# [Record set]
★ ★ ★ ★ ★ ★ ★
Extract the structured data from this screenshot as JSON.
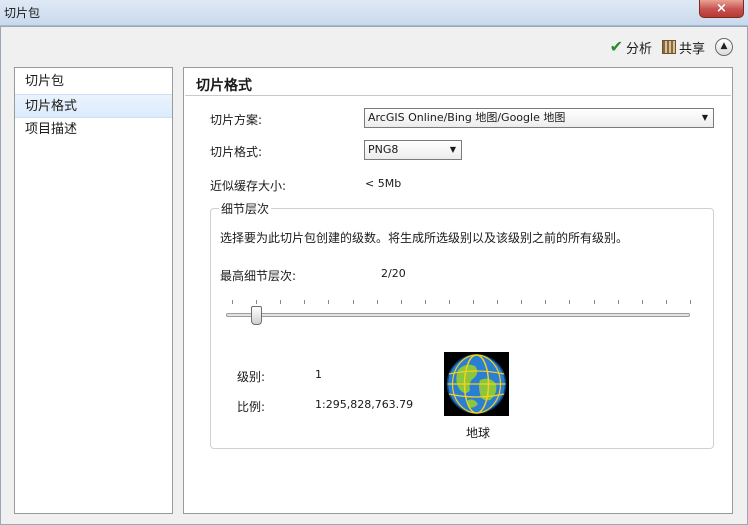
{
  "window": {
    "title": "切片包",
    "close_label": "×"
  },
  "toolbar": {
    "analyze_label": "分析",
    "share_label": "共享",
    "collapse_glyph": "▲"
  },
  "sidebar": {
    "items": [
      {
        "label": "切片包"
      },
      {
        "label": "切片格式"
      },
      {
        "label": "项目描述"
      }
    ]
  },
  "main": {
    "title": "切片格式",
    "tiling_scheme_label": "切片方案:",
    "tiling_scheme_value": "ArcGIS Online/Bing 地图/Google 地图",
    "tile_format_label": "切片格式:",
    "tile_format_value": "PNG8",
    "cache_size_label": "近似缓存大小:",
    "cache_size_value": "< 5Mb",
    "lod": {
      "legend": "细节层次",
      "description": "选择要为此切片包创建的级数。将生成所选级别以及该级别之前的所有级别。",
      "max_label": "最高细节层次:",
      "max_value": "2/20",
      "slider_level": 2,
      "slider_max": 20,
      "level_label": "级别:",
      "level_value": "1",
      "scale_label": "比例:",
      "scale_value": "1:295,828,763.79",
      "preview_caption": "地球"
    }
  },
  "colors": {
    "ocean": "#2a7fd4",
    "land": "#8cc63f",
    "grid": "#f2d21b"
  },
  "icons": {
    "analyze": "check-icon",
    "share": "share-icon",
    "collapse": "chevron-up-icon",
    "preview": "globe-icon",
    "dropdown": "chevron-down-icon"
  }
}
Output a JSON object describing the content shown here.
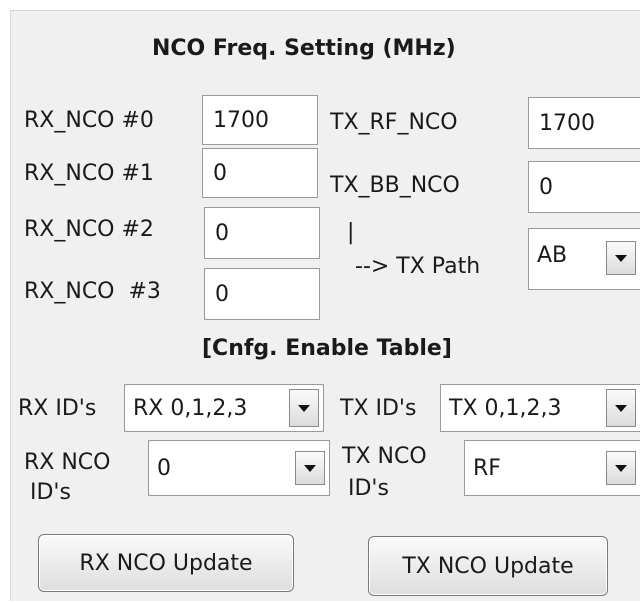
★ ★ ★ ★ ★ ★ ★
Reproduce the records above exactly, leaving out every picture they contain.

# [Exercise result]
Extract the structured data from this screenshot as JSON.
{
  "window": {
    "title": "切片包",
    "close_label": "×"
  },
  "toolbar": {
    "analyze_label": "分析",
    "share_label": "共享",
    "collapse_glyph": "▲"
  },
  "sidebar": {
    "items": [
      {
        "label": "切片包"
      },
      {
        "label": "切片格式"
      },
      {
        "label": "项目描述"
      }
    ]
  },
  "main": {
    "title": "切片格式",
    "tiling_scheme_label": "切片方案:",
    "tiling_scheme_value": "ArcGIS Online/Bing 地图/Google 地图",
    "tile_format_label": "切片格式:",
    "tile_format_value": "PNG8",
    "cache_size_label": "近似缓存大小:",
    "cache_size_value": "< 5Mb",
    "lod": {
      "legend": "细节层次",
      "description": "选择要为此切片包创建的级数。将生成所选级别以及该级别之前的所有级别。",
      "max_label": "最高细节层次:",
      "max_value": "2/20",
      "slider_level": 2,
      "slider_max": 20,
      "level_label": "级别:",
      "level_value": "1",
      "scale_label": "比例:",
      "scale_value": "1:295,828,763.79",
      "preview_caption": "地球"
    }
  },
  "colors": {
    "ocean": "#2a7fd4",
    "land": "#8cc63f",
    "grid": "#f2d21b"
  },
  "icons": {
    "analyze": "check-icon",
    "share": "share-icon",
    "collapse": "chevron-up-icon",
    "preview": "globe-icon",
    "dropdown": "chevron-down-icon"
  }
}
Output a JSON object describing the content shown here.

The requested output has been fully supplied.